#### PASAJE CITADO ####

La realidad entera parecía ser un campo de estudio para él. La
consideraba “un esquema de observación más o menos constante”
y encaraba incluso el consumo de la droga con la actitud de un científico,
“por la inquietud de la investigación”, según Huncke.
Se consideraba un hombre “sin contexto (...), quizá un tipo de homo
non sapiens (...), completamente anónimo”. Mantenía una actitud
distanciada respecto de Kerouac, Ginsberg y sus amigos, y cuando se alejaba
del todo denominaba a esa actitud “la patada de Van Gogh”. De joven
se cortó (tal vez como experiencia) el dedo meñique de la mano
derecha: se lo llevó a su psicoanalista, que le recetó tratamiento
psiquiátrico urgente. Como Kerouac, pensó en alistarse en la Marina
Mercante, pero aparte de la vida de maleantes y drogadictos le interesaban sobre
todo las armas. A pesar de esos elementos, solía ser el pie a tierra
del entusiasmo a veces ingenuo de los jóvenes Kerouac o Ginsberg, quien
le preguntó un día “¿Qué es el arte?”.

#### LISTADO SUMINISTRADO ####

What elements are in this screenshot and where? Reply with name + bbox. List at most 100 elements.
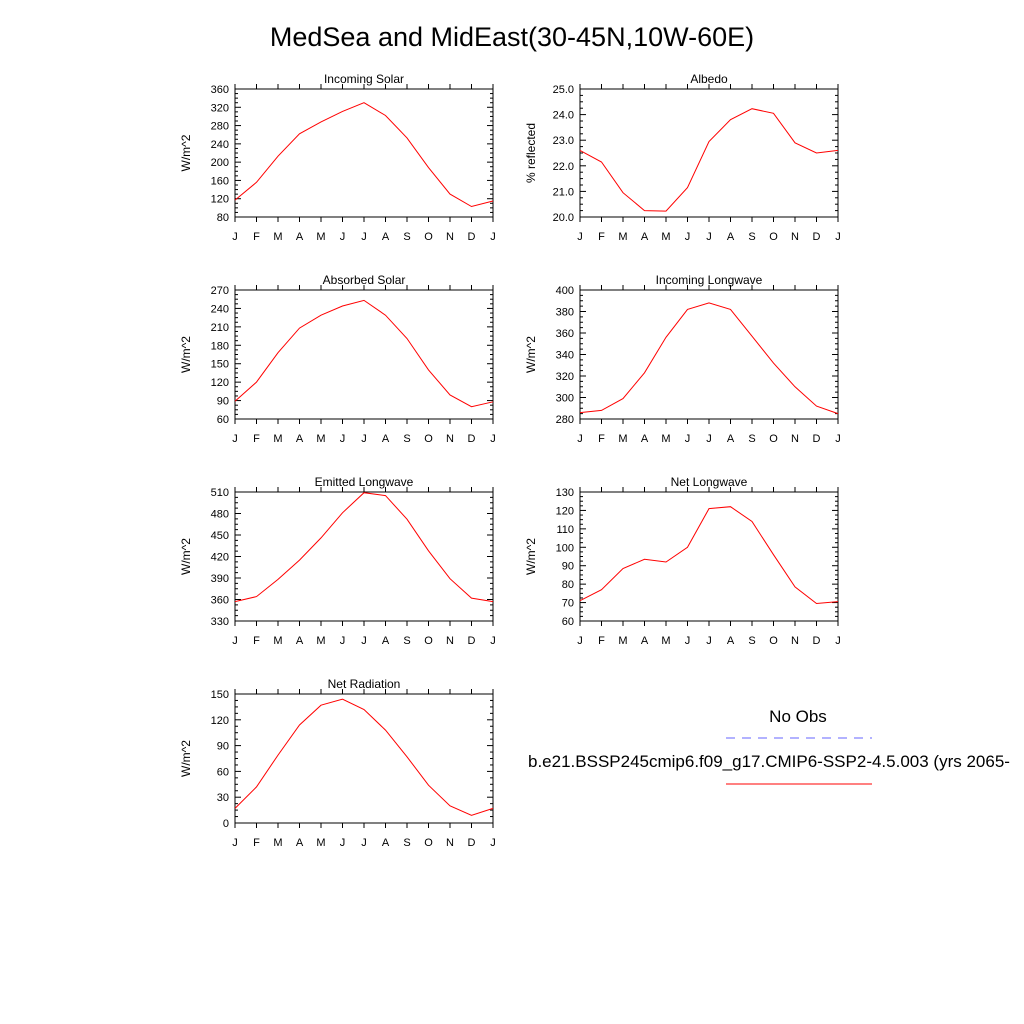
x-tick-label: A — [296, 837, 304, 849]
x-tick-label: J — [706, 231, 712, 243]
y-tick-label: 30 — [217, 792, 229, 804]
x-tick-label: A — [641, 231, 649, 243]
y-tick-label: 150 — [211, 359, 229, 371]
x-tick-label: J — [490, 433, 496, 445]
y-axis-label: W/m^2 — [524, 336, 538, 373]
y-tick-label: 320 — [211, 102, 229, 114]
chart-panel: Incoming Longwave W/m^2 280 300 320 340 360 380… — [524, 273, 841, 445]
x-tick-label: J — [577, 635, 583, 647]
x-tick-label: O — [424, 433, 433, 445]
y-tick-label: 200 — [211, 157, 229, 169]
x-tick-label: J — [232, 635, 238, 647]
y-tick-label: 70 — [562, 598, 574, 610]
plot-frame — [234, 693, 494, 824]
y-tick-label: 120 — [211, 377, 229, 389]
x-tick-label: N — [446, 837, 454, 849]
y-tick-label: 360 — [211, 595, 229, 607]
x-tick-label: A — [296, 231, 304, 243]
x-tick-label: N — [791, 635, 799, 647]
legend-model-label: b.e21.BSSP245cmip6.f09_g17.CMIP6-SSP2-4.… — [528, 752, 1010, 771]
series-line — [234, 102, 494, 208]
y-axis-label: W/m^2 — [179, 538, 193, 575]
x-tick-label: A — [727, 635, 735, 647]
x-tick-label: O — [769, 433, 778, 445]
plot-frame — [579, 88, 839, 218]
x-tick-label: M — [316, 837, 325, 849]
x-tick-label: D — [468, 231, 476, 243]
y-tick-label: 280 — [211, 121, 229, 133]
y-tick-label: 25.0 — [553, 84, 574, 96]
x-tick-label: M — [273, 635, 282, 647]
y-tick-label: 380 — [556, 307, 574, 319]
x-tick-label: M — [273, 837, 282, 849]
panel-title: Net Longwave — [671, 475, 748, 489]
y-tick-label: 240 — [211, 139, 229, 151]
y-tick-label: 420 — [211, 552, 229, 564]
x-tick-label: J — [706, 433, 712, 445]
y-tick-label: 110 — [556, 524, 574, 536]
plot-frame — [579, 289, 839, 420]
x-tick-label: F — [253, 231, 260, 243]
chart-panel: Albedo % reflected 20.0 21.0 22.0 23.0 24.0 25.… — [524, 72, 841, 243]
x-tick-label: M — [618, 433, 627, 445]
x-tick-label: M — [618, 635, 627, 647]
y-tick-label: 360 — [556, 328, 574, 340]
x-tick-label: O — [769, 231, 778, 243]
panel-title: Absorbed Solar — [323, 273, 406, 287]
x-tick-label: M — [661, 635, 670, 647]
panel-title: Incoming Longwave — [656, 273, 763, 287]
y-axis-label: W/m^2 — [179, 336, 193, 373]
x-tick-label: M — [273, 231, 282, 243]
y-tick-label: 360 — [211, 84, 229, 96]
y-axis-label: W/m^2 — [179, 134, 193, 171]
x-tick-label: A — [727, 231, 735, 243]
y-tick-label: 160 — [211, 175, 229, 187]
x-tick-label: J — [490, 231, 496, 243]
x-tick-label: J — [340, 231, 346, 243]
y-tick-label: 60 — [217, 414, 229, 426]
x-tick-label: J — [577, 433, 583, 445]
x-tick-label: N — [446, 433, 454, 445]
y-tick-label: 20.0 — [553, 212, 574, 224]
x-tick-label: J — [685, 231, 691, 243]
y-tick-label: 80 — [217, 212, 229, 224]
plot-frame — [579, 491, 839, 622]
chart-panel: Absorbed Solar W/m^2 60 90 120 150 180 210 240 27… — [179, 273, 496, 445]
chart-panel: Net Longwave W/m^2 60 70 80 90 100 110 120 130 J F M… — [524, 475, 841, 647]
x-tick-label: N — [446, 231, 454, 243]
y-tick-label: 450 — [211, 530, 229, 542]
series-line — [234, 299, 494, 408]
x-tick-label: J — [685, 433, 691, 445]
series-line — [234, 698, 494, 816]
x-tick-label: N — [446, 635, 454, 647]
x-tick-label: J — [706, 635, 712, 647]
x-tick-label: O — [424, 837, 433, 849]
x-tick-label: J — [835, 433, 841, 445]
x-tick-label: J — [340, 433, 346, 445]
x-tick-label: D — [468, 433, 476, 445]
x-tick-label: A — [296, 433, 304, 445]
x-tick-label: S — [403, 231, 410, 243]
y-tick-label: 300 — [556, 393, 574, 405]
series-line — [579, 506, 839, 605]
x-tick-label: A — [727, 433, 735, 445]
x-tick-label: J — [490, 635, 496, 647]
y-tick-label: 400 — [556, 285, 574, 297]
x-tick-label: J — [340, 837, 346, 849]
y-tick-label: 480 — [211, 509, 229, 521]
x-tick-label: A — [382, 635, 390, 647]
y-tick-label: 280 — [556, 414, 574, 426]
series-line — [579, 302, 839, 415]
x-tick-label: O — [424, 635, 433, 647]
x-tick-label: A — [641, 433, 649, 445]
x-tick-label: F — [598, 231, 605, 243]
panel-title: Emitted Longwave — [315, 475, 414, 489]
x-tick-label: A — [296, 635, 304, 647]
y-tick-label: 130 — [556, 487, 574, 499]
y-tick-label: 120 — [211, 194, 229, 206]
y-tick-label: 210 — [211, 322, 229, 334]
x-tick-label: S — [748, 433, 755, 445]
x-tick-label: S — [403, 433, 410, 445]
x-tick-label: F — [253, 837, 260, 849]
y-tick-label: 23.0 — [553, 135, 574, 147]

####

INDICACIONES A SEGUIR:
Responde estas preguntas según el pasaje citado:
1. ¿Cómo llamaba el hombre descrito a su actitud cuando se alejaba del todo de Kerouac, Ginsberg y sus amigos?
2. ¿Qué dedo se cortó de joven?
3. ¿En qué pensó alistarse, como Kerouac?
El listado procede de una fuente distinta a la del pasaje citado.

RESPUESTA AL EJERCICIO:
1. La llamaba “la patada de Van Gogh”.
2. Se cortó el dedo meñique de la mano derecha.
3. Pensó en alistarse en la Marina Mercante.